Emit the entire listing verbatim.

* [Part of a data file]
____
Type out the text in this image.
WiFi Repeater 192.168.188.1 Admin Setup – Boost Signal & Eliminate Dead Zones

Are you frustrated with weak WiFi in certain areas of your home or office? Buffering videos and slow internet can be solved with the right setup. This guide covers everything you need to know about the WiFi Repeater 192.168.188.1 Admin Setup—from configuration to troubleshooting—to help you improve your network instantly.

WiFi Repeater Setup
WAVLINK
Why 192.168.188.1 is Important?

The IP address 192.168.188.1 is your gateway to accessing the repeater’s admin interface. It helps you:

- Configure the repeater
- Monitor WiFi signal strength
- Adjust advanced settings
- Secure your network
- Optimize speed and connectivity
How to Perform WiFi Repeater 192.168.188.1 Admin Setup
____
* [The result]
Type out the text in this image.
WiFi Repeater 192.168.188.1 Admin Setup – Boost Signal & Eliminate Dead Zones

Are you frustrated with weak WiFi in certain areas of your home or office? Buffering videos and slow internet can be solved with the right setup. This guide covers everything you need to know about the WiFi Repeater 192.168.188.1 Admin Setup—from configuration to troubleshooting—to help you improve your network instantly.

WiFi Repeater Setup
WAVLINK
Why 192.168.188.1 is Important?

The IP address 192.168.188.1 is your gateway to accessing the repeater’s admin interface. It helps you:

- Configure the repeater
- Monitor WiFi signal strength
- Adjust advanced settings
- Secure your network
- Optimize speed and connectivity
How to Perform WiFi Repeater 192.168.188.1 Admin Setup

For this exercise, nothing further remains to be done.